[start of Data provided]

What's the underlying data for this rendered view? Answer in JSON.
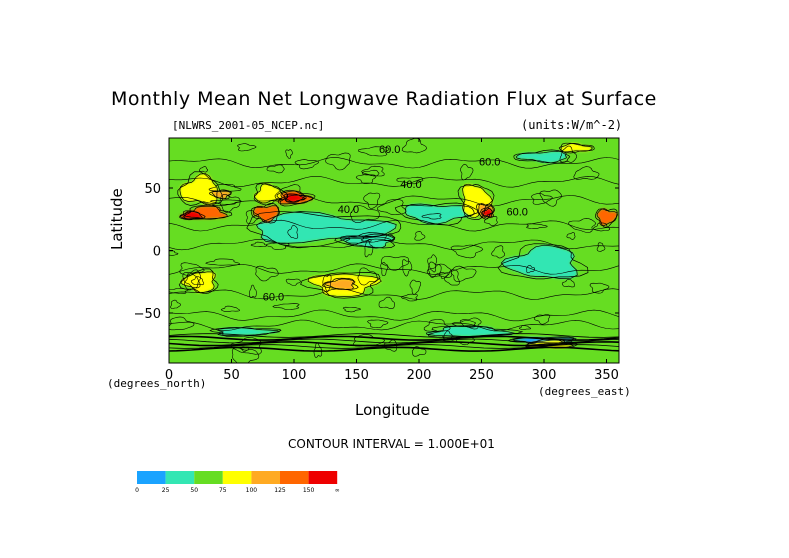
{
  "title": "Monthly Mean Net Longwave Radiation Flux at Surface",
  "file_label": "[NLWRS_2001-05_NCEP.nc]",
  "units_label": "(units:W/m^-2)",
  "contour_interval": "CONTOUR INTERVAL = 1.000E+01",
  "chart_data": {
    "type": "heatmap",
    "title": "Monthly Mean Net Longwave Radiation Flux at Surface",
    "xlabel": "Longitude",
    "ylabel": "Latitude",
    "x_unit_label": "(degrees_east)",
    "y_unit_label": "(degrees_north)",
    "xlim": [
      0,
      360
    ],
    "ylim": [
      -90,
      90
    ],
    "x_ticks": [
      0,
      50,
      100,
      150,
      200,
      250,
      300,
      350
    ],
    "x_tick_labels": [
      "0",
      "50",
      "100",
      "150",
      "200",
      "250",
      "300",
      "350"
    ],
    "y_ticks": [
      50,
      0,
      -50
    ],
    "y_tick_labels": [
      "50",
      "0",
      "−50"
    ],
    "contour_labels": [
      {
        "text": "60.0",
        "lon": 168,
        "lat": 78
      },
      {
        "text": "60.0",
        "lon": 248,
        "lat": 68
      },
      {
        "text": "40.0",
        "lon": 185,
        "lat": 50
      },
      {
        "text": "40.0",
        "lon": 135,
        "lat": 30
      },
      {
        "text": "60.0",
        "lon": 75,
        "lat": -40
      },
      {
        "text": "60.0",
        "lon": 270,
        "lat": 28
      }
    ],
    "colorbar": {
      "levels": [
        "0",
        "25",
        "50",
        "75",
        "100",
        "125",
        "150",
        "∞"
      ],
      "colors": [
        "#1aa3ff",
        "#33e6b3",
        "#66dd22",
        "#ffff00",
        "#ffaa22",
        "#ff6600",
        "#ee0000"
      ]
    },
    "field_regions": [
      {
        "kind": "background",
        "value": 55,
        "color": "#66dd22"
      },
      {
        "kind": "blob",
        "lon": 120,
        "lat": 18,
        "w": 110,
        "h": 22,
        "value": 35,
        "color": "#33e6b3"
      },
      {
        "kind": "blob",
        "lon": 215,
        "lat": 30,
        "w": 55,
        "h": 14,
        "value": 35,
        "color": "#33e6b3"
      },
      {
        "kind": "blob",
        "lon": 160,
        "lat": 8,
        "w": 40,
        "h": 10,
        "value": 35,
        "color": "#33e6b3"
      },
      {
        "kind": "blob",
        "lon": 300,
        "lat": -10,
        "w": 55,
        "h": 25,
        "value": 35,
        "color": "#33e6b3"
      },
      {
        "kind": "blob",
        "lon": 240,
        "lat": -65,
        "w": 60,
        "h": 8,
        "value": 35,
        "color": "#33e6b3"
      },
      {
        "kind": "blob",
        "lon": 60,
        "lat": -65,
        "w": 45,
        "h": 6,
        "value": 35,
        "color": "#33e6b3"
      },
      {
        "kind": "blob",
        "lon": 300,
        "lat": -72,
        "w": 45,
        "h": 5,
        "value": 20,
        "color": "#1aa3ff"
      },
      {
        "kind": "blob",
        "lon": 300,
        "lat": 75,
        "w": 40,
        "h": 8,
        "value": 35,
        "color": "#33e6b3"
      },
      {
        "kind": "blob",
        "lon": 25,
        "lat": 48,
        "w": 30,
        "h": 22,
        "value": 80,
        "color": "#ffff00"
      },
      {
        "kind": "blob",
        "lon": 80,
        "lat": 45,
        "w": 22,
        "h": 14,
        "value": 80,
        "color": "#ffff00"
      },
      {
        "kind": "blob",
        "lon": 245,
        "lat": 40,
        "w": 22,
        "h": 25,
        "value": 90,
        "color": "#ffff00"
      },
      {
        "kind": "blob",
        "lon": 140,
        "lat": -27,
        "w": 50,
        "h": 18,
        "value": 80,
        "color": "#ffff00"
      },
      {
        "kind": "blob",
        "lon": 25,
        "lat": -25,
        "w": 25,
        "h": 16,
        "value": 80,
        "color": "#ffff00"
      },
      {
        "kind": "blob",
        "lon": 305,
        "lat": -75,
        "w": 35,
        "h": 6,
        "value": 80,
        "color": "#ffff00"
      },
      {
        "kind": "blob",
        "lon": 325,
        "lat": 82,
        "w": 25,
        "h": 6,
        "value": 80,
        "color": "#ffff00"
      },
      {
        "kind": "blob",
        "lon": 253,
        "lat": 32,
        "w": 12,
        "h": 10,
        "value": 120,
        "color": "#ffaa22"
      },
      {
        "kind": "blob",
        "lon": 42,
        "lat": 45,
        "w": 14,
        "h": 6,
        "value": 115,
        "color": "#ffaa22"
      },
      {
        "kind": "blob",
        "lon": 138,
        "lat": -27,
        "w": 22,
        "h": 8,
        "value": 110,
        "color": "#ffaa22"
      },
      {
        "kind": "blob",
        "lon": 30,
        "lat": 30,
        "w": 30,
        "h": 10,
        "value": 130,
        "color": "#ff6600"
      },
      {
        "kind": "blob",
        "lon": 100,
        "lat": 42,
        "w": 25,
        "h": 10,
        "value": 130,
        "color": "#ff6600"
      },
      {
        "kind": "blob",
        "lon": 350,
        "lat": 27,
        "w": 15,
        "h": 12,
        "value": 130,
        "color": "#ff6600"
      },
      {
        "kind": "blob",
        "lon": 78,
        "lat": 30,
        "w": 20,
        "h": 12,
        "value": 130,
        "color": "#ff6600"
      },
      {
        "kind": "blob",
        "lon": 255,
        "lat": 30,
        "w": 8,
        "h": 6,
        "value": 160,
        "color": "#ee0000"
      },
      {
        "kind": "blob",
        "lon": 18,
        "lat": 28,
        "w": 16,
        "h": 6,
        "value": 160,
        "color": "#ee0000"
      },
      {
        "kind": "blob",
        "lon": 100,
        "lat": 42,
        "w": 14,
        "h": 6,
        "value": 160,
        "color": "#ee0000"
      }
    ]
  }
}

[end of Data provided]
[start of Data provided]

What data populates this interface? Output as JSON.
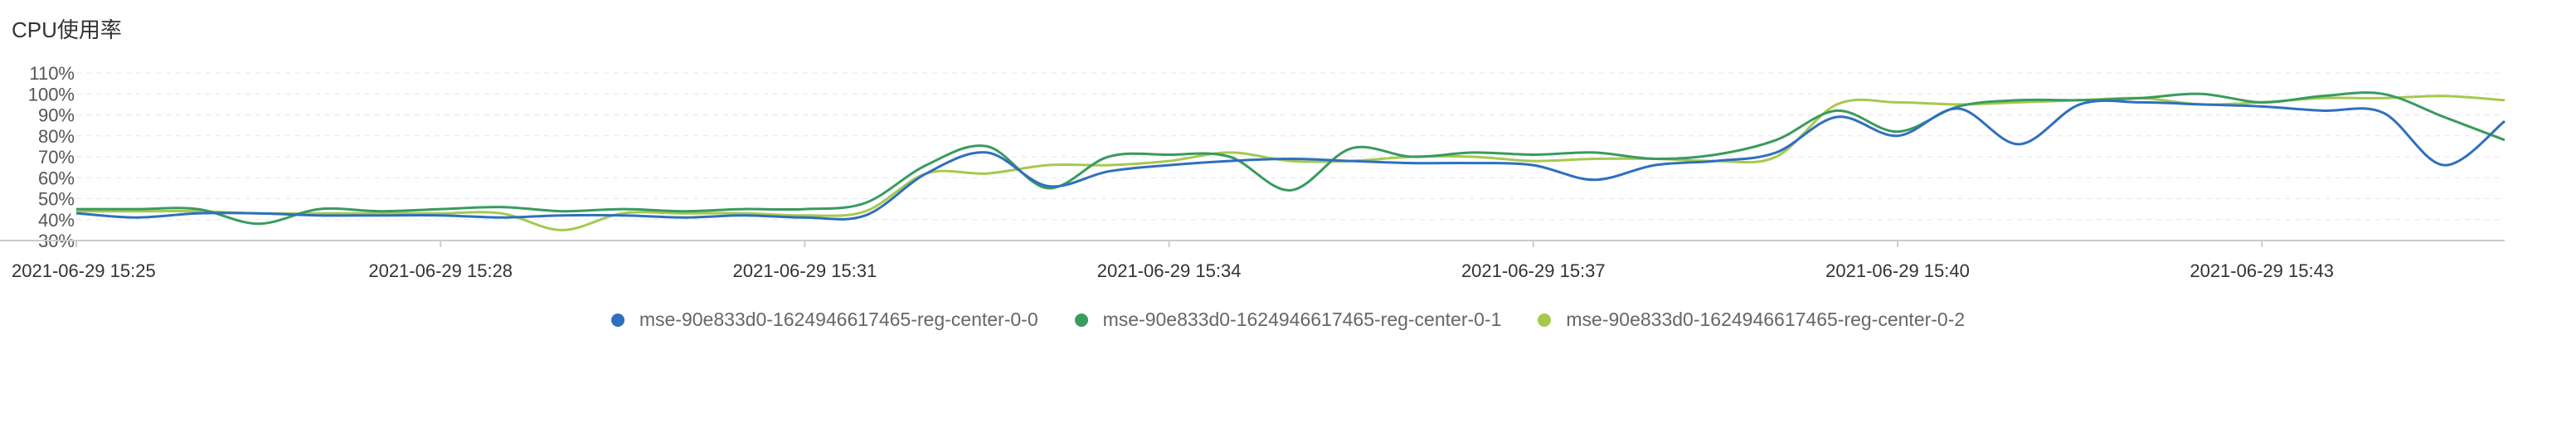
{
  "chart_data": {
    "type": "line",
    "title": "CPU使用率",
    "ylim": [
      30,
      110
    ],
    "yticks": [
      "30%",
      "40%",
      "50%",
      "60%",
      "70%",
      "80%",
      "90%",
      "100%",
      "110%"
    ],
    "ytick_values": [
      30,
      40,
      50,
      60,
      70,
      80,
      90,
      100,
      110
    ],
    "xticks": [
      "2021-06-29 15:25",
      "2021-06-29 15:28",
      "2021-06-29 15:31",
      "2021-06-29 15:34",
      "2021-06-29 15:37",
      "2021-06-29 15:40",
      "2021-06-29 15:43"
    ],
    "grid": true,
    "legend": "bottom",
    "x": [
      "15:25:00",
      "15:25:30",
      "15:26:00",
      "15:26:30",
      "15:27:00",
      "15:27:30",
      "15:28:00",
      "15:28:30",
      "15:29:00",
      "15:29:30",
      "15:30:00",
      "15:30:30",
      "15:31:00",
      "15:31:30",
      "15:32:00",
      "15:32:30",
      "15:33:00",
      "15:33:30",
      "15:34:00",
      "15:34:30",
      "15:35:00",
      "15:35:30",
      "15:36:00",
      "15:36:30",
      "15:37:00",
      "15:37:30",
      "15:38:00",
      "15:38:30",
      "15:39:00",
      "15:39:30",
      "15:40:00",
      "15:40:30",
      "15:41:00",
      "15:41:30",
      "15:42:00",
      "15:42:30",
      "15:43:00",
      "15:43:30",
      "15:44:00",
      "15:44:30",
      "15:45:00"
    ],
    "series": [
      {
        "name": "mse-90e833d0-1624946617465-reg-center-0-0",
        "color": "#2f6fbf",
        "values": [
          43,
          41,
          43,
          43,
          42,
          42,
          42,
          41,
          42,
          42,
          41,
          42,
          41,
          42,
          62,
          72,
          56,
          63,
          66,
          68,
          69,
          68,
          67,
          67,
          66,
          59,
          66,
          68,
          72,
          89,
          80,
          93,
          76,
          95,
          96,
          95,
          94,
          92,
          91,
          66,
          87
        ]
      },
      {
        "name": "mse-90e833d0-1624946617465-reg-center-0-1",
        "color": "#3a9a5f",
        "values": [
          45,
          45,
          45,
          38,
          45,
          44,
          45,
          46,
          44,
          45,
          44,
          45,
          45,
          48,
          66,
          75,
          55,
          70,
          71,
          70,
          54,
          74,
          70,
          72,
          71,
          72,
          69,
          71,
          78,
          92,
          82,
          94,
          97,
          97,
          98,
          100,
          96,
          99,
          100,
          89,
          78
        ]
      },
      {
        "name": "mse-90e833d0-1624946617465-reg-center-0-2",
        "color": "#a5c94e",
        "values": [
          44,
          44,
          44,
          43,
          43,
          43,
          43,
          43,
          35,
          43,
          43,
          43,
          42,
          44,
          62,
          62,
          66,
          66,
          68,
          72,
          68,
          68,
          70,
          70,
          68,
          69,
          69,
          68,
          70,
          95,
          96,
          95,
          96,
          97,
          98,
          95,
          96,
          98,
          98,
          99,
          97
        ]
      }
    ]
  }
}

[end of Data provided]

*Exercise prompt*. Pick out every line holding the string "Mean" and return it.

*Task solution*.
  "title": "Monthly Mean Net Longwave Radiation Flux at Surface",
    "title": "Monthly Mean Net Longwave Radiation Flux at Surface",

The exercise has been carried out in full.